## INSTRUCTIONS TO FOLLOW
Read through the data and report every line in which the word "icon" occurs.

## ENTRIES
- - -
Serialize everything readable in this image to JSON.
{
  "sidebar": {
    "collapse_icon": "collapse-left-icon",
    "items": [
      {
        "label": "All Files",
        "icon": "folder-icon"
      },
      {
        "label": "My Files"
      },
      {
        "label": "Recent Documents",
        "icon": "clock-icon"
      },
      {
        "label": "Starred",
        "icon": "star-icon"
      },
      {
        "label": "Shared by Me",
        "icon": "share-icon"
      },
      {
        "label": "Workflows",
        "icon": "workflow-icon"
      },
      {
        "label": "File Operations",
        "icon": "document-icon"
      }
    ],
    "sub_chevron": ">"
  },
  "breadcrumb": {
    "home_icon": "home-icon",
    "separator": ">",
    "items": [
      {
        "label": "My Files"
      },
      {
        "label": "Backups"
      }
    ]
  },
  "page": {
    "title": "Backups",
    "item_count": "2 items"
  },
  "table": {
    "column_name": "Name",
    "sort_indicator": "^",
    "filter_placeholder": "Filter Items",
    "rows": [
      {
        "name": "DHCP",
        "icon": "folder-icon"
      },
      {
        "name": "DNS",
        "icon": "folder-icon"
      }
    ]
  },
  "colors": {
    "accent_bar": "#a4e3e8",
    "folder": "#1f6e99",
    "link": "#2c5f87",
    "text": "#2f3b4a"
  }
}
- - -
## WRITTEN ANSWER
    "collapse_icon": "collapse-left-icon",
        "icon": "folder-icon"
        "icon": "clock-icon"
        "icon": "star-icon"
        "icon": "share-icon"
        "icon": "workflow-icon"
        "icon": "document-icon"
    "home_icon": "home-icon",
        "icon": "folder-icon"
        "icon": "folder-icon"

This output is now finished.